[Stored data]
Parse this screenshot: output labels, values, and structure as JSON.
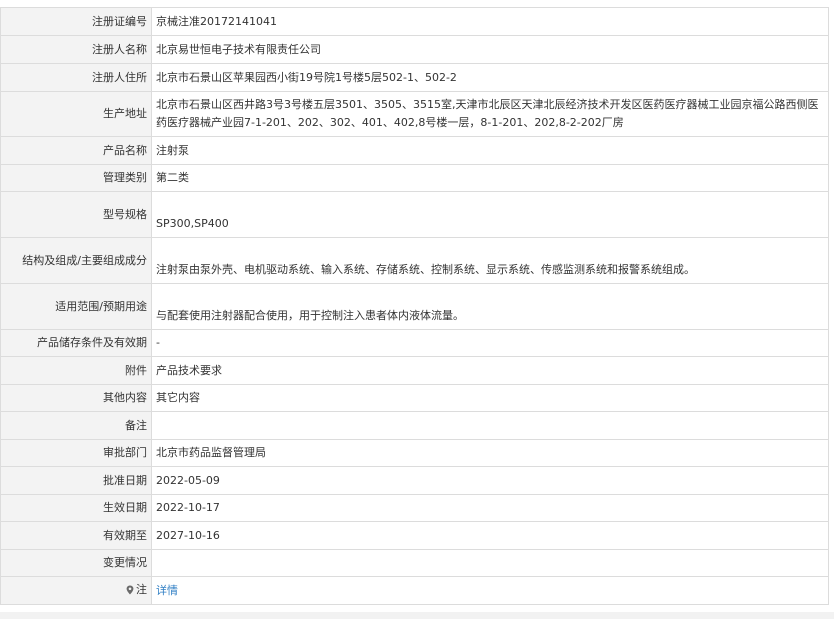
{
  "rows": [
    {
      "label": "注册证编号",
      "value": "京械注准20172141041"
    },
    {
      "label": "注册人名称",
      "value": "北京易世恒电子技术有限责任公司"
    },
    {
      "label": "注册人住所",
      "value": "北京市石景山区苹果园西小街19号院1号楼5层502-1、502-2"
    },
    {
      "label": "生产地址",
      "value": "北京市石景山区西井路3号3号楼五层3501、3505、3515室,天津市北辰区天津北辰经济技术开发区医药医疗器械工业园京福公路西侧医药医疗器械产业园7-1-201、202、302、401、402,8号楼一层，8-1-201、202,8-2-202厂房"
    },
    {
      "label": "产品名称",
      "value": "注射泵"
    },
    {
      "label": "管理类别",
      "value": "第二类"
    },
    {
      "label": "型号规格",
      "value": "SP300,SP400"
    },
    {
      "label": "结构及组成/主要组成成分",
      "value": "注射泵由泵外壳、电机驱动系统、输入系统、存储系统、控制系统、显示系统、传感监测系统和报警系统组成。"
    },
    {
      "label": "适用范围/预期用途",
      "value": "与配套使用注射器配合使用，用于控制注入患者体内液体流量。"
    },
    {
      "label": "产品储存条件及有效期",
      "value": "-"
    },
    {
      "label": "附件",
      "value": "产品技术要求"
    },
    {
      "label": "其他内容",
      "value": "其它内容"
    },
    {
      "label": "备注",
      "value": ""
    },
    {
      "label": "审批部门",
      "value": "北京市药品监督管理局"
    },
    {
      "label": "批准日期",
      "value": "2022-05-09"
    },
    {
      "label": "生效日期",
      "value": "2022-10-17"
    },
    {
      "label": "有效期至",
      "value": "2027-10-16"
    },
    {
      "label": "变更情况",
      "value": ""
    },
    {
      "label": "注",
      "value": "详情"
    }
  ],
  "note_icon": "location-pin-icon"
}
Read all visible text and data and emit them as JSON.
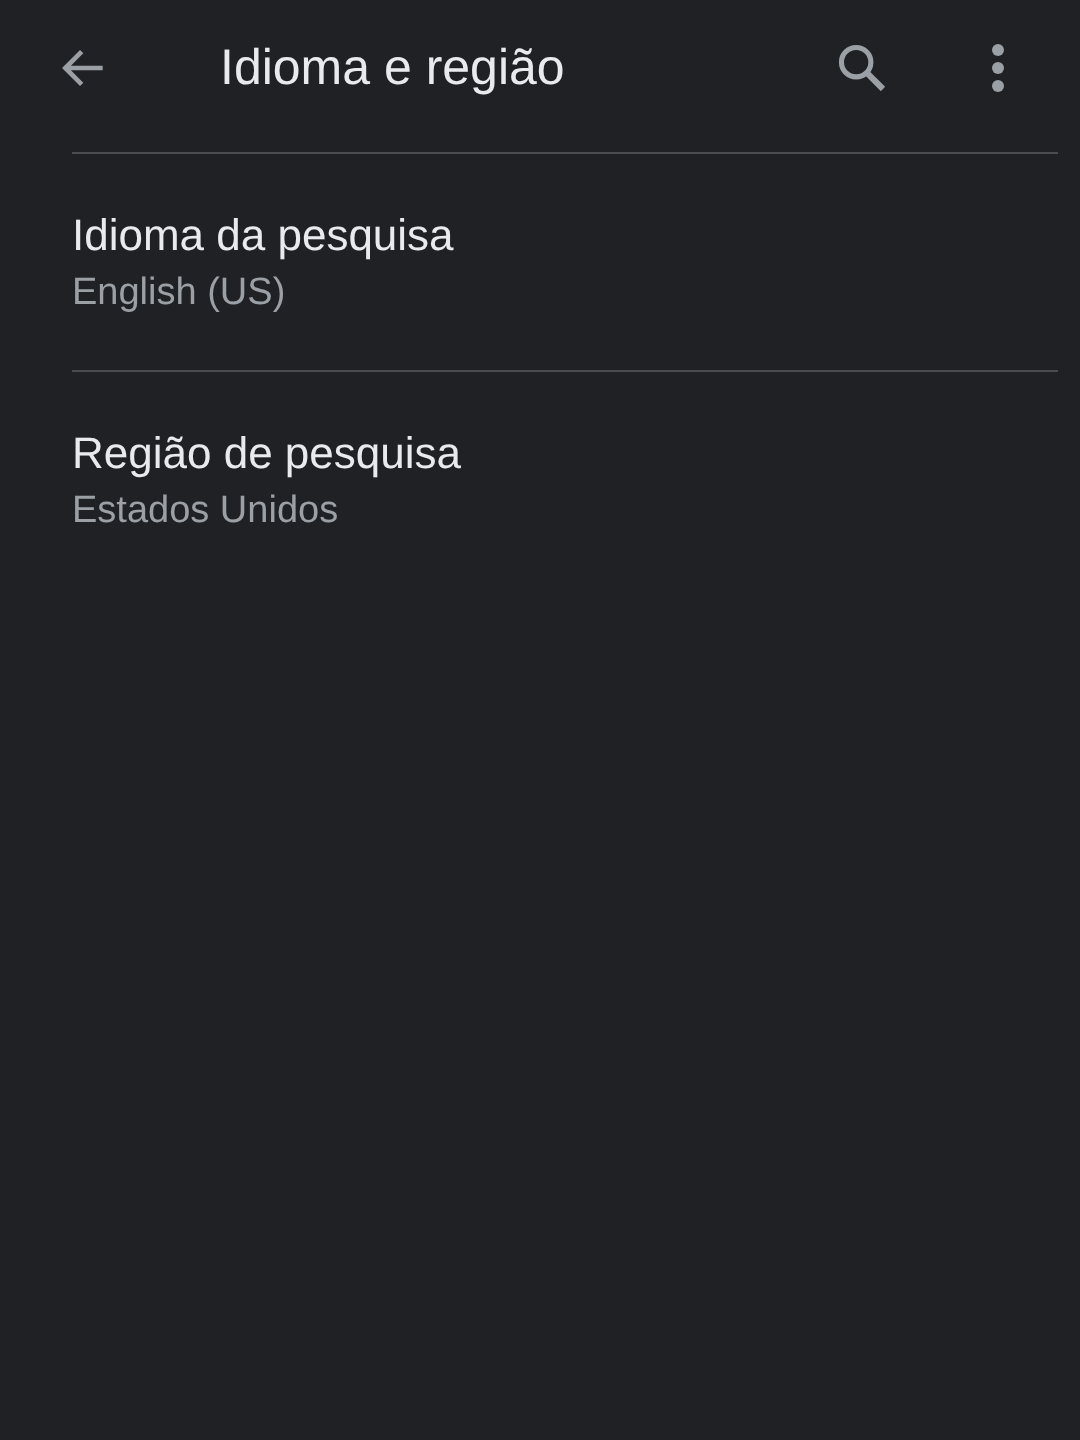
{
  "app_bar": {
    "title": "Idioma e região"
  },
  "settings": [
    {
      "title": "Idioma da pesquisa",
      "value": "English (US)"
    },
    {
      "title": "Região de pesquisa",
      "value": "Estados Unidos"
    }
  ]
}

Aim of the exercise | In the records above, how many lines include "pesquisa"? Give that number and nothing more.

Solution | 2